[start]

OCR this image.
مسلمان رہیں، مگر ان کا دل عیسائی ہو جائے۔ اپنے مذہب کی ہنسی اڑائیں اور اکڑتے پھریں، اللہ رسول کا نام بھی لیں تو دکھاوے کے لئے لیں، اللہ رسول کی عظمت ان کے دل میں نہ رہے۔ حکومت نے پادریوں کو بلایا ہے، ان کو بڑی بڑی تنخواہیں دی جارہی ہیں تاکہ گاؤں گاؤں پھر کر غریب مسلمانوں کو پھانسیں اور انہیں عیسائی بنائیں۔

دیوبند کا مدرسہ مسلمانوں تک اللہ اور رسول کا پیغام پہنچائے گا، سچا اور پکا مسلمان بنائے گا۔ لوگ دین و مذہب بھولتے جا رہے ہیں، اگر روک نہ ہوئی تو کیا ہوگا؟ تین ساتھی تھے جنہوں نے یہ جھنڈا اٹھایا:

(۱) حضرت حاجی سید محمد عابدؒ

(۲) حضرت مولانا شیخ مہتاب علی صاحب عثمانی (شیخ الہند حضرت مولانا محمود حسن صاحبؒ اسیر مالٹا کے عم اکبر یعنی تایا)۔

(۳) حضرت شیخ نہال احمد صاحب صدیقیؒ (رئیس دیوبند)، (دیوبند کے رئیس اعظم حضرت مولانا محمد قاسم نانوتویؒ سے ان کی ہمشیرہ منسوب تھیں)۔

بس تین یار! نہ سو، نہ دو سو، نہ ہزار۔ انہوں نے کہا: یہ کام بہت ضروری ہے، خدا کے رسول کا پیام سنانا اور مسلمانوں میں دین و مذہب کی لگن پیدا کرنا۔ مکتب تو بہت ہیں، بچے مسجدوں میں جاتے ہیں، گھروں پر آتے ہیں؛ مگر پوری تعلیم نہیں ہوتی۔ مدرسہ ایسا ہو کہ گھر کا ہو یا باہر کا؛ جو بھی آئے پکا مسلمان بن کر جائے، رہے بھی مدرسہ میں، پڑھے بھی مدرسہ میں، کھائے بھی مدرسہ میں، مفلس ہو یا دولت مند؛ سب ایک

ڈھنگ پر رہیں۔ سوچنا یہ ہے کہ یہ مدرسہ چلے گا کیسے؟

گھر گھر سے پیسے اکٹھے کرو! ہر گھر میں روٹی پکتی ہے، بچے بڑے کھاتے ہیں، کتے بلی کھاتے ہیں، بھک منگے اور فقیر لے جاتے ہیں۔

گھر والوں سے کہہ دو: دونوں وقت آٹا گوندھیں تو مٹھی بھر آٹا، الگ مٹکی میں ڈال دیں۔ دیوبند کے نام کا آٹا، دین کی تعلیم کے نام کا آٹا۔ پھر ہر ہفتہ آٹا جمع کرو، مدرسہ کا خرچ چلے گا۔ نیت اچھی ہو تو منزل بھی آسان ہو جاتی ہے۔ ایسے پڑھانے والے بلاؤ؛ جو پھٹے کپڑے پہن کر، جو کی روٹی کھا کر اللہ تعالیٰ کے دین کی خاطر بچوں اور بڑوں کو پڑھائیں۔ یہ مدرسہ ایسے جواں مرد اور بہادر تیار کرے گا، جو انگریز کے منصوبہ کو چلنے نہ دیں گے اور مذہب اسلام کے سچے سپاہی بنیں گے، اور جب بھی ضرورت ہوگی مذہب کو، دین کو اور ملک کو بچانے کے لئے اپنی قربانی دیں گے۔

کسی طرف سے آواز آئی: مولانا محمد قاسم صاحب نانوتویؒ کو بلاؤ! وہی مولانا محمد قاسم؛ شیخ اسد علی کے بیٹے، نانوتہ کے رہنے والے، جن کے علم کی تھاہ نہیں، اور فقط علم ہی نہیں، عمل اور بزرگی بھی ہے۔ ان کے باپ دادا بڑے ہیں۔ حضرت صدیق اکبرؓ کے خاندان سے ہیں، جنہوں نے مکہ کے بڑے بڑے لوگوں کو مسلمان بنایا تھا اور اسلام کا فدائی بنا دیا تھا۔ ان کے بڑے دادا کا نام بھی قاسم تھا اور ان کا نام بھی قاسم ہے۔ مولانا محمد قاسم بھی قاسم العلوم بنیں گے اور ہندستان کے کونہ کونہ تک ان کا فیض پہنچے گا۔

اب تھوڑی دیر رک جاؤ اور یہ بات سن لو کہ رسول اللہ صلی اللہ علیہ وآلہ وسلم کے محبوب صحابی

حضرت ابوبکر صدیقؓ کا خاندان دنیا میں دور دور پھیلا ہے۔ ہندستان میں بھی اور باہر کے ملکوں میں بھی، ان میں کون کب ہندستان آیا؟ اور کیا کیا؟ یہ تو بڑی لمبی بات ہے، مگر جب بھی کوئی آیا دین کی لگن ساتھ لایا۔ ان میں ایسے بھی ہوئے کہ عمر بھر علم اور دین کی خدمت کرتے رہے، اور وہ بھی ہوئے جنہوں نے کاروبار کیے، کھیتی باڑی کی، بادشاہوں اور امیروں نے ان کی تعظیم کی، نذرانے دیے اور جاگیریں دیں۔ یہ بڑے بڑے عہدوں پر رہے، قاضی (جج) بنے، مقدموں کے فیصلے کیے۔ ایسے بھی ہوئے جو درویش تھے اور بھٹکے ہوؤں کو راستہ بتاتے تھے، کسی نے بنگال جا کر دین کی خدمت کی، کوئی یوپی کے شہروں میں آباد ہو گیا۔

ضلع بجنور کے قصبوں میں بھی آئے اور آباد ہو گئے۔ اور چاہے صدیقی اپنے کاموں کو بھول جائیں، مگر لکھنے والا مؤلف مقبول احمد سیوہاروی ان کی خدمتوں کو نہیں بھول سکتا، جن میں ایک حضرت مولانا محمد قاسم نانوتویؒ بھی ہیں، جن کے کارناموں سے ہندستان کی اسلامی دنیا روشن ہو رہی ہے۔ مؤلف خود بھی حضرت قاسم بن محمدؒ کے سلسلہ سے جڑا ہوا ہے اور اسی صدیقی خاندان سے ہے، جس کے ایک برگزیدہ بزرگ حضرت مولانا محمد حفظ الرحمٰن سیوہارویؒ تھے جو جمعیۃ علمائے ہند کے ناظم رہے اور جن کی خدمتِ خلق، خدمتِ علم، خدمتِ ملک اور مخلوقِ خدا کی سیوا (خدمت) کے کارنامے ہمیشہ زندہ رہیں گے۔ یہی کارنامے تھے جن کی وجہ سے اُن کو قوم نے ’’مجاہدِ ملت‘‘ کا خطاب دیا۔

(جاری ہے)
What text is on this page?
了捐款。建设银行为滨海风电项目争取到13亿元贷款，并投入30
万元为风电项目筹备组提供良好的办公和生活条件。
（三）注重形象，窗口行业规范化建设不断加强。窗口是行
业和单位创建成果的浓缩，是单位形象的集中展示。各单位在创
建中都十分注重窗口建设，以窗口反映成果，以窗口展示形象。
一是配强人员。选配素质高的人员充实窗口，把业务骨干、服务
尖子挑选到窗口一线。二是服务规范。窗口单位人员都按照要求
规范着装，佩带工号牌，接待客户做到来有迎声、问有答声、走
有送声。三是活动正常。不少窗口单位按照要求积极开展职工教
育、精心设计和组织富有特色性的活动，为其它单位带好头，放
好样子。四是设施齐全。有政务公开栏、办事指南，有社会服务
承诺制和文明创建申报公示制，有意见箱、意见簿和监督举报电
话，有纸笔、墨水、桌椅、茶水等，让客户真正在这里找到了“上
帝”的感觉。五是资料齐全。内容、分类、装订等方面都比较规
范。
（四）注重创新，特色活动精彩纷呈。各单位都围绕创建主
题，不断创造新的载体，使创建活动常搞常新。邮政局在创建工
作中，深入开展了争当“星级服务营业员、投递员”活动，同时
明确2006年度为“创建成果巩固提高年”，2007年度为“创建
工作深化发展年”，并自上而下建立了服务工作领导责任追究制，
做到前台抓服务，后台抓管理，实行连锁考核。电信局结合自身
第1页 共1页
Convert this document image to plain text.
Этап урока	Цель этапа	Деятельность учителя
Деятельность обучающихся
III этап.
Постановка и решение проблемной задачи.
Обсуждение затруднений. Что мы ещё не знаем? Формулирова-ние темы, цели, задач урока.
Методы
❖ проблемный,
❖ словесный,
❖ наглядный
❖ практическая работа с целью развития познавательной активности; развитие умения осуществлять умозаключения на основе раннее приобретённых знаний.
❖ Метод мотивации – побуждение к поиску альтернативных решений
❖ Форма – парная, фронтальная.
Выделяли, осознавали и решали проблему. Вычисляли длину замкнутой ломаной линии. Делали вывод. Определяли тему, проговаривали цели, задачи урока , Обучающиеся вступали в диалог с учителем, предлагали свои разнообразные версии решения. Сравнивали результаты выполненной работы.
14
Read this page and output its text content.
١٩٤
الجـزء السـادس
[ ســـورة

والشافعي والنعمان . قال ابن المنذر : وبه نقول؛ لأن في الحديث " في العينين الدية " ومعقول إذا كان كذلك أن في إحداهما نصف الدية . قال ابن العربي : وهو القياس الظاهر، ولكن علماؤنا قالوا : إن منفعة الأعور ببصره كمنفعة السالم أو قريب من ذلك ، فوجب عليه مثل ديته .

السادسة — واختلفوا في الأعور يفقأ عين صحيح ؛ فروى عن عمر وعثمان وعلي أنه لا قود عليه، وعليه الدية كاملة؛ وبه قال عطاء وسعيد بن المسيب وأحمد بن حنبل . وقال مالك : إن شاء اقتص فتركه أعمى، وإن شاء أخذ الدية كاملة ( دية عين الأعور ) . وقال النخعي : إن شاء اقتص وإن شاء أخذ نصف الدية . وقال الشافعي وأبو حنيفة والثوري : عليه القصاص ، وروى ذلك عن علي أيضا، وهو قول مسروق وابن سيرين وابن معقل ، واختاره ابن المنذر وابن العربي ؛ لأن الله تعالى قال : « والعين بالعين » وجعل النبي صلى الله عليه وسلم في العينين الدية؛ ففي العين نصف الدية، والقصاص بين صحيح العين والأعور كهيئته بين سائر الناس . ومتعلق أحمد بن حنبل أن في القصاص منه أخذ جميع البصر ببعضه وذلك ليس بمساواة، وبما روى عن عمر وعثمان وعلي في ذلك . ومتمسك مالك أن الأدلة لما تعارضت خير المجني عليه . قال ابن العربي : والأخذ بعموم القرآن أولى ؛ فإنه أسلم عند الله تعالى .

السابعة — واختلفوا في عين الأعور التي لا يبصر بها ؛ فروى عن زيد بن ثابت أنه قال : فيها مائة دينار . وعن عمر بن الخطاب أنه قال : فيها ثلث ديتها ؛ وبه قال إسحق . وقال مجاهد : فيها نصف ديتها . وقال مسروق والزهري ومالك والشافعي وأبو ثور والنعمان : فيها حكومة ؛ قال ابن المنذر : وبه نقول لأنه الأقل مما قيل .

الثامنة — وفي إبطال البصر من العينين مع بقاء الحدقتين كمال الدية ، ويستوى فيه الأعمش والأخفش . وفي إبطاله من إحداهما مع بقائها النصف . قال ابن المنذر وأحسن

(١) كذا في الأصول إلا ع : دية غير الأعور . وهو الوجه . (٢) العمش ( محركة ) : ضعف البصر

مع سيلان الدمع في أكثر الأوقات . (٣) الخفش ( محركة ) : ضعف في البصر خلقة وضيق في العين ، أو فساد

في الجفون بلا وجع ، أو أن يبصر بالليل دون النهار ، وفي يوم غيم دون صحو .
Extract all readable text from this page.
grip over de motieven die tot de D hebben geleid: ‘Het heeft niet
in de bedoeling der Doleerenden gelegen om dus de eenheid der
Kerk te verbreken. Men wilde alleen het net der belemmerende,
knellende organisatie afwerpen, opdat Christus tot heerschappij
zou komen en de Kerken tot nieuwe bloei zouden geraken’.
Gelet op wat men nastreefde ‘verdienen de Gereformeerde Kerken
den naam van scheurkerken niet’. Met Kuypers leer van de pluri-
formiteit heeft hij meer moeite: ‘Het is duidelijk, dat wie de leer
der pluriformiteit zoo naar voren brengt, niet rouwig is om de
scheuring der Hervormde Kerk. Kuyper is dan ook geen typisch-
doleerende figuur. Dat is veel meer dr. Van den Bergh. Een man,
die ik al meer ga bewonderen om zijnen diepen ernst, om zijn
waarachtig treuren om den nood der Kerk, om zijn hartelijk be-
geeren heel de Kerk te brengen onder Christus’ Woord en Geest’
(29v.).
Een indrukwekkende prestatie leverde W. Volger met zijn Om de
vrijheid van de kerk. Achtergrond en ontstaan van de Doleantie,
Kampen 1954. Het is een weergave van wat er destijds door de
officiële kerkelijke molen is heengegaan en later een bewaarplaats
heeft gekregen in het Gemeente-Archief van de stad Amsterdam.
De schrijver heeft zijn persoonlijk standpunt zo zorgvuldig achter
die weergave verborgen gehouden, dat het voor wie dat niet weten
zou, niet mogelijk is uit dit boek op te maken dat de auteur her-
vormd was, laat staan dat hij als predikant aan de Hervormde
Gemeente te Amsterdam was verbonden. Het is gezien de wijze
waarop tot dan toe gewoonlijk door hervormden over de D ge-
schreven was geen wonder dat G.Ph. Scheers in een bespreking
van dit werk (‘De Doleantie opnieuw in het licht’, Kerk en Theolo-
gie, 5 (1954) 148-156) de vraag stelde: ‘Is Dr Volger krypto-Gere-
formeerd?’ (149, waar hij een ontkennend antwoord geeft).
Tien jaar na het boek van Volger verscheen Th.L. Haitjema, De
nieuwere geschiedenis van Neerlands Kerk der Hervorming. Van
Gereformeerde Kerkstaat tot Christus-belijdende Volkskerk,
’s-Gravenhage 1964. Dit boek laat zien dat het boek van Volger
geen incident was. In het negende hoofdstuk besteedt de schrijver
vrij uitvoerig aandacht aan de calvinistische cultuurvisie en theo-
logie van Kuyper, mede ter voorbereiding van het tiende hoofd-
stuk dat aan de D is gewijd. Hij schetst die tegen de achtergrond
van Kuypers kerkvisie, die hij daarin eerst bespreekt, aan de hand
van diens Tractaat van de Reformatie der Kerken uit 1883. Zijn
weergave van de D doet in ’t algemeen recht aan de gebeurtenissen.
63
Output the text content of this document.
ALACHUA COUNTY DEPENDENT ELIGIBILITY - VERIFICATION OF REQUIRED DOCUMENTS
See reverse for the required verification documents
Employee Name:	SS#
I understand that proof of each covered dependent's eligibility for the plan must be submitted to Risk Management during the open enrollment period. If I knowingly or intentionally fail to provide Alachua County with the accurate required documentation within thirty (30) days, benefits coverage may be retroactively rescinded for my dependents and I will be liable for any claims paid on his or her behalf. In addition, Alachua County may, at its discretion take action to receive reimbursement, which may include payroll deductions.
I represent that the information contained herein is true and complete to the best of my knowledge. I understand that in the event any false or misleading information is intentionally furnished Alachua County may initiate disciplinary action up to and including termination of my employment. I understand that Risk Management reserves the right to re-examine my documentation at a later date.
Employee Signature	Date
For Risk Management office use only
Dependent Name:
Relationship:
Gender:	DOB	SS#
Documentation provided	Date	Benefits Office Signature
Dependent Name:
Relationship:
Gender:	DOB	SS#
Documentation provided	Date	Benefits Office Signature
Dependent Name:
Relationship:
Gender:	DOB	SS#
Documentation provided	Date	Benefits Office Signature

[end]

» **PROBLEM REQUIREMENTS**
Look through the entries and find each line that has the string "heeft". Copy those lines.

» **WRITTEN RESPONSE**
grip over de motieven die tot de D hebben geleid: ‘Het heeft niet
formiteit heeft hij meer moeite: ‘Het is duidelijk, dat wie de leer
heeft gekregen in het Gemeente-Archief van de stad Amsterdam.
De schrijver heeft zijn persoonlijk standpunt zo zorgvuldig achter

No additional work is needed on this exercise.